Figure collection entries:
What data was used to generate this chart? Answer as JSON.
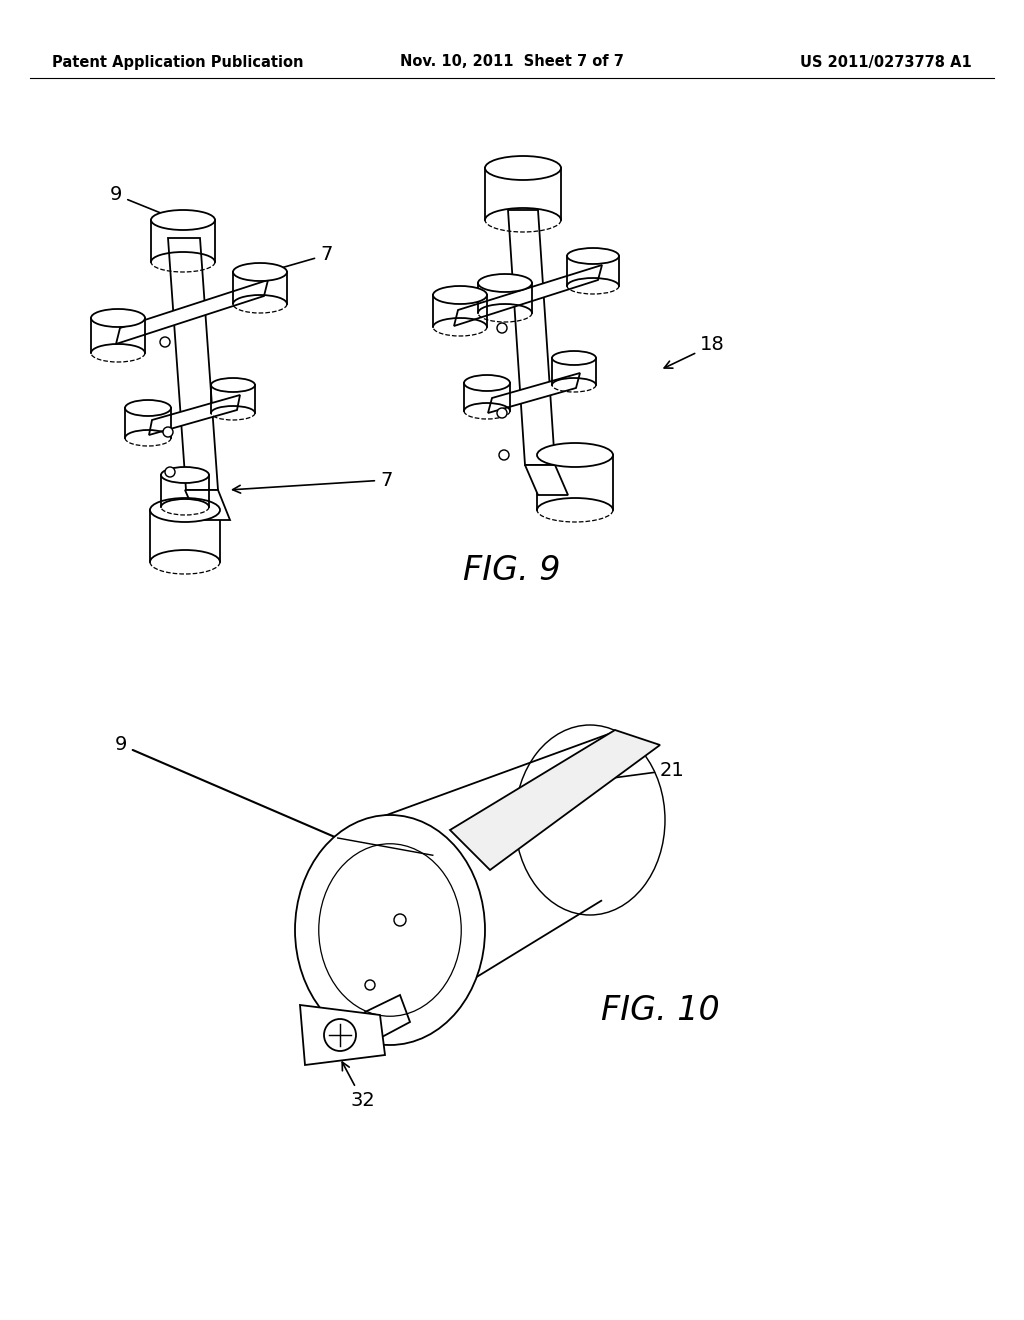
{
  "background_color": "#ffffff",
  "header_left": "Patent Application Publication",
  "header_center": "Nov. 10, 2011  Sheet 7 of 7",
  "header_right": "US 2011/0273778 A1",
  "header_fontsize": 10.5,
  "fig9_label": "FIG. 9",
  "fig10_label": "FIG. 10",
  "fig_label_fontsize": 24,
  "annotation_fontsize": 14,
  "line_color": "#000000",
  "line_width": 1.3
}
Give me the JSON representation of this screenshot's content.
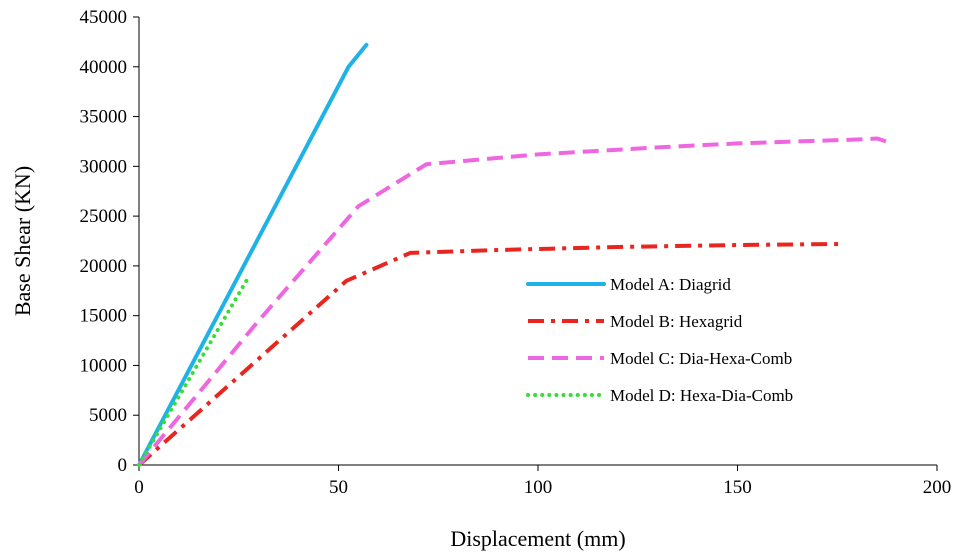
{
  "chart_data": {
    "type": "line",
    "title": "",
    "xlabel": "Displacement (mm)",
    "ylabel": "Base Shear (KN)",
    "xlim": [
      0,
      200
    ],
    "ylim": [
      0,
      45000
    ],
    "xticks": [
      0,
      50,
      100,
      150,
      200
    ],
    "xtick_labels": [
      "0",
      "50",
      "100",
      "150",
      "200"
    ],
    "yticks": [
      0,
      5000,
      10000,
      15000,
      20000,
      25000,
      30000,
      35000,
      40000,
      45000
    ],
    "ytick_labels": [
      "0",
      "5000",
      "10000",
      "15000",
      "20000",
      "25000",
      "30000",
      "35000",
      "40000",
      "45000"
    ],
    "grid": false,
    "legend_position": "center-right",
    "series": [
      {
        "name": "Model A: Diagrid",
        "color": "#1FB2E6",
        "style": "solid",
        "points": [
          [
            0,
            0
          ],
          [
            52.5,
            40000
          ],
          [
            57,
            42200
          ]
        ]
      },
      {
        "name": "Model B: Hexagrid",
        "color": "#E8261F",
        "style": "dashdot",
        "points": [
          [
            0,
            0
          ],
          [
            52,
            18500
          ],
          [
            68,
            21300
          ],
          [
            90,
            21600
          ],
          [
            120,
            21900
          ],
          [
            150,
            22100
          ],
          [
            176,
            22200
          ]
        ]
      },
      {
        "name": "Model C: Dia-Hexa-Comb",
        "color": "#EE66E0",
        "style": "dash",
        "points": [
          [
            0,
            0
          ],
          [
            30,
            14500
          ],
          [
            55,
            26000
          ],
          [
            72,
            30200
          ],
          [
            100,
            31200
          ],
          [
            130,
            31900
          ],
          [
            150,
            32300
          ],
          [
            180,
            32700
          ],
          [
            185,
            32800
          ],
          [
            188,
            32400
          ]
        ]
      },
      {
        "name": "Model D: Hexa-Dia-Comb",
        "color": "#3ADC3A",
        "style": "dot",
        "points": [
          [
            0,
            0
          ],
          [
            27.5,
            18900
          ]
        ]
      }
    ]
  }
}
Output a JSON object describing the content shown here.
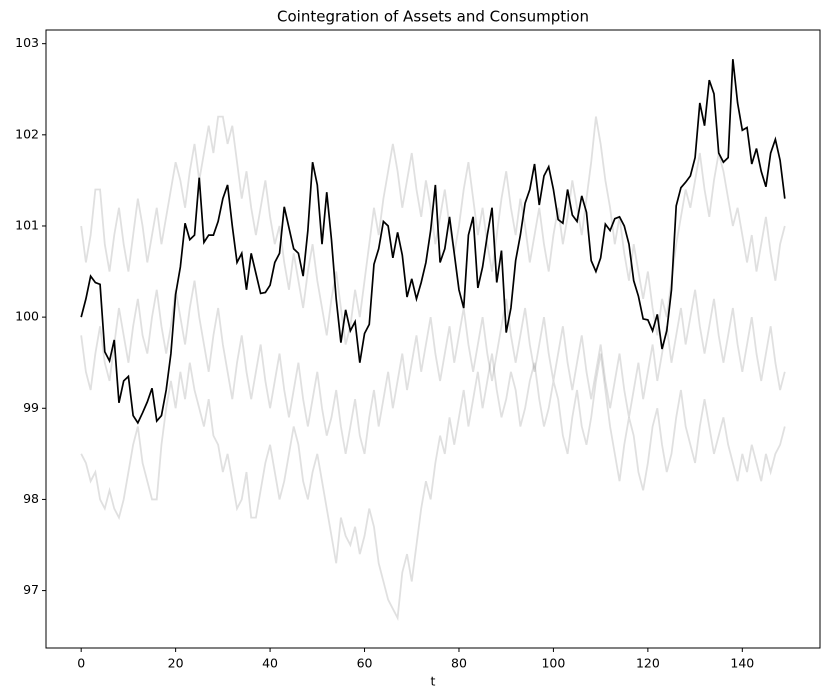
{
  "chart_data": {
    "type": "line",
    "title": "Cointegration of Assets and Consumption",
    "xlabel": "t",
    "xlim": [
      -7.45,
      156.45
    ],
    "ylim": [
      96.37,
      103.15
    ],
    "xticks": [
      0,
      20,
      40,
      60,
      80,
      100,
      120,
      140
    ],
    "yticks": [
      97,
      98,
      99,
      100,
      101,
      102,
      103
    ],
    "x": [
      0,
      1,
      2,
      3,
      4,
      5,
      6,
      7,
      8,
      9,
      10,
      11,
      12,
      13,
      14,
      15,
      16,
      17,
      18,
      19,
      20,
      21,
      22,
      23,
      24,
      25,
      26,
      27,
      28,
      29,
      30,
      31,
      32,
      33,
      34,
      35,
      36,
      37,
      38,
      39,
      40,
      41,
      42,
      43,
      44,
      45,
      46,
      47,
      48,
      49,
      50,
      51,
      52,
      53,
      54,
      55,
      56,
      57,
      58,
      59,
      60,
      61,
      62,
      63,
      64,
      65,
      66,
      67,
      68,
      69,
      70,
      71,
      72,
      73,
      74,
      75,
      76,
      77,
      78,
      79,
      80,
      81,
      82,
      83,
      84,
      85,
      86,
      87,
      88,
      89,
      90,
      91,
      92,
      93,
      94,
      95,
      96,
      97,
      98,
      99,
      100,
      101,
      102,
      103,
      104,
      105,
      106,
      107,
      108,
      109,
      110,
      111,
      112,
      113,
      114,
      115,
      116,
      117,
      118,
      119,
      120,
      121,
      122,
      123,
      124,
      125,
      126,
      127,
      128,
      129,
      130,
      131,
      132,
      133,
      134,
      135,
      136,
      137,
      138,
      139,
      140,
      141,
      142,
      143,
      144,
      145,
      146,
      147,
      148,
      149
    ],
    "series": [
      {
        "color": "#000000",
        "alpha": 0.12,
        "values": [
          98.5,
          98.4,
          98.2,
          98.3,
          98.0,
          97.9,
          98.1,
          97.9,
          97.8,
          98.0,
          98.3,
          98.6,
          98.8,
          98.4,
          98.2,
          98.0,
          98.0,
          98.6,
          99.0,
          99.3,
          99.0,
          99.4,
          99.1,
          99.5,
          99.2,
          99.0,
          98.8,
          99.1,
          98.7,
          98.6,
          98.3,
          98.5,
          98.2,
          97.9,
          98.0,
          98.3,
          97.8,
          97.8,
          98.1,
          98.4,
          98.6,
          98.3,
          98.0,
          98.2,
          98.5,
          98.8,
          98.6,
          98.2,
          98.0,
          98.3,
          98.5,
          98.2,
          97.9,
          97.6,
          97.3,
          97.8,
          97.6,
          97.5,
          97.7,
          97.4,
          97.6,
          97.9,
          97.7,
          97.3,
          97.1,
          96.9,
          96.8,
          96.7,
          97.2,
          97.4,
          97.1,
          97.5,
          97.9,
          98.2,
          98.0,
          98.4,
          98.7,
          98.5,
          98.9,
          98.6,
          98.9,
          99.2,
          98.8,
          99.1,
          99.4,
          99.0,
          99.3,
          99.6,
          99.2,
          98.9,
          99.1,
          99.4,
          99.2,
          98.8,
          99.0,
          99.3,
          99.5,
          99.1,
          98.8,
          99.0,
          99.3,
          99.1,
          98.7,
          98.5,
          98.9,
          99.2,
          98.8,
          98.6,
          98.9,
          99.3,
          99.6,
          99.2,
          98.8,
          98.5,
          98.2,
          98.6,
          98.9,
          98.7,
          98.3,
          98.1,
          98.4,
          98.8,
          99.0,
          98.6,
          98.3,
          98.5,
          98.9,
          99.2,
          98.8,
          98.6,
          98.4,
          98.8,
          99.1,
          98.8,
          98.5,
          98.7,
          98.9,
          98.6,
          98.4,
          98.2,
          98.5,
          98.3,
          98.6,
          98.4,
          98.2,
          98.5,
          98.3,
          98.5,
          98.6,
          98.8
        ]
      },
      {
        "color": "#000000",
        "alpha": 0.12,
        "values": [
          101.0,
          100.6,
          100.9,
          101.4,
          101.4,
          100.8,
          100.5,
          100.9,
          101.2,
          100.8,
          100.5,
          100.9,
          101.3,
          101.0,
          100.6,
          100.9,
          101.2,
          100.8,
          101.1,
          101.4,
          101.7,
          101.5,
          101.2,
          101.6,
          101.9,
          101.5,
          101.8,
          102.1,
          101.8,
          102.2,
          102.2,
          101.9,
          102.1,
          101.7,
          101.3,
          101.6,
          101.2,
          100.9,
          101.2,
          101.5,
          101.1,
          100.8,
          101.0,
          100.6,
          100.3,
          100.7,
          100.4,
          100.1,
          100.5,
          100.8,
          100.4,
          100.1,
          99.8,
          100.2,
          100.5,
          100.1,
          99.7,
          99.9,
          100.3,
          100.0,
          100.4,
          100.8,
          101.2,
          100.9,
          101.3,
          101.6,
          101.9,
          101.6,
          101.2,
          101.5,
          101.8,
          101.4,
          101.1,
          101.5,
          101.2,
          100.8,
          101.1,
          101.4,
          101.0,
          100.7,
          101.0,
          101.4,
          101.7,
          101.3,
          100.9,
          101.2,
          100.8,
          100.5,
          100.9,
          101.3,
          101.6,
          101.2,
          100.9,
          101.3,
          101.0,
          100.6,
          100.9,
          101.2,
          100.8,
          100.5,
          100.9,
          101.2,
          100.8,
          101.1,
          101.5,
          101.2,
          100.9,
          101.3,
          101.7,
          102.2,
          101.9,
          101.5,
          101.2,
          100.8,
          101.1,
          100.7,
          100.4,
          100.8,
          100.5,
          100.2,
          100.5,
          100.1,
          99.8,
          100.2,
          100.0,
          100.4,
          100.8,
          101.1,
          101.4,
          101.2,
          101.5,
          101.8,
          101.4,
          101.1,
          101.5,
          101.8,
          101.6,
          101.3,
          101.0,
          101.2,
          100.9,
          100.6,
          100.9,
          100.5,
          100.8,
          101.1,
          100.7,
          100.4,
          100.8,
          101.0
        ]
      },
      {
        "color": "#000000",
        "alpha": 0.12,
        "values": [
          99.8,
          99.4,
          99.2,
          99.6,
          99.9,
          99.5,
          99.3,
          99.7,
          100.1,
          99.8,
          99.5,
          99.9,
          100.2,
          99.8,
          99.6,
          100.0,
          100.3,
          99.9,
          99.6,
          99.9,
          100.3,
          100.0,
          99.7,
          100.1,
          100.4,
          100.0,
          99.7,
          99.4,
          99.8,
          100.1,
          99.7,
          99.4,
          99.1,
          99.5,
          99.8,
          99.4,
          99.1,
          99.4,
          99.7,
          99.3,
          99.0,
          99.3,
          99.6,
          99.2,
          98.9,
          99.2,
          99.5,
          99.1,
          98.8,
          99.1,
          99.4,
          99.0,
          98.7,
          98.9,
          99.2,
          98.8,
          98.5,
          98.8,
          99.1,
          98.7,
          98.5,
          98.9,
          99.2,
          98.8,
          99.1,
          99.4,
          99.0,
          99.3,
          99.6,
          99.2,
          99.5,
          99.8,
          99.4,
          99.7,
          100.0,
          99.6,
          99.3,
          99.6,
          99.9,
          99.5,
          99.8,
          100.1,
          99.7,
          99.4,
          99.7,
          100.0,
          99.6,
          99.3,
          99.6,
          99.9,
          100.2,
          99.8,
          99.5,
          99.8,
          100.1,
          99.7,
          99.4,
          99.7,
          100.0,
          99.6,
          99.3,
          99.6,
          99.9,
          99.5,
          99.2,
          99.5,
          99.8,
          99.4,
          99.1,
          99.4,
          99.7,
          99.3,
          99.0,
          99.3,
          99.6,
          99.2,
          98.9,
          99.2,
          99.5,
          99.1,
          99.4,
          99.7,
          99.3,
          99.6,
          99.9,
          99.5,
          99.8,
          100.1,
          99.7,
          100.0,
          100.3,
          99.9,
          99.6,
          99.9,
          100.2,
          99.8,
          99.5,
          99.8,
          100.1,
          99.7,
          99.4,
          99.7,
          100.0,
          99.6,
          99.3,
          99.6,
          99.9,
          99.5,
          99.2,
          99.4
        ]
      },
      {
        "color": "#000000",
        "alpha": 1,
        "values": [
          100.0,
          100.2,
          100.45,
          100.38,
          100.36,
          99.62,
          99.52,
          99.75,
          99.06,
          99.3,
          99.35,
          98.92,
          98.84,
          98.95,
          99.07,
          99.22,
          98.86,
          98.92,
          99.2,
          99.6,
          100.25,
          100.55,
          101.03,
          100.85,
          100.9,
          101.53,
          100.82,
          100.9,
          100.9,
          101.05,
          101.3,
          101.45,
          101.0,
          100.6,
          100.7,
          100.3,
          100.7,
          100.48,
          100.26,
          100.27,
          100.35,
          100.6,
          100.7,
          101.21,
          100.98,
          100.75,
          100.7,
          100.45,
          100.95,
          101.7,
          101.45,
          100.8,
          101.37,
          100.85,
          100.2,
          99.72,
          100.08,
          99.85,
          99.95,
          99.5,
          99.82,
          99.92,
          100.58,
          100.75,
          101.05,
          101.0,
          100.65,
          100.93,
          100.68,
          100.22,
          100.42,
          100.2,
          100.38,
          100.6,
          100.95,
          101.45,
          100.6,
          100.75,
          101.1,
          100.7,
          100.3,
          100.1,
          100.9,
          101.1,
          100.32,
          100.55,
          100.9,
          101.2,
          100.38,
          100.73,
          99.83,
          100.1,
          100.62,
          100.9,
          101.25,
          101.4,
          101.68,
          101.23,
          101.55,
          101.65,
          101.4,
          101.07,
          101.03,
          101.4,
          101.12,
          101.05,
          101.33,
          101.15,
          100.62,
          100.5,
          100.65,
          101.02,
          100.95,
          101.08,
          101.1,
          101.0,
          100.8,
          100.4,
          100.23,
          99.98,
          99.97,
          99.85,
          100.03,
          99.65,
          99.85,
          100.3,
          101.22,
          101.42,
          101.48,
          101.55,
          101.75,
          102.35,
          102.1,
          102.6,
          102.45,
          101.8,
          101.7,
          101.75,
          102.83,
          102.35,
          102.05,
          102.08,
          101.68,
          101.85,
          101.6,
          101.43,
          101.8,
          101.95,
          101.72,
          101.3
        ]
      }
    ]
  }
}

§ Written problem: Each line in the listing above either holds the string "Comb" or does not; state how many do, giving the number only.

§ Result of this task: 2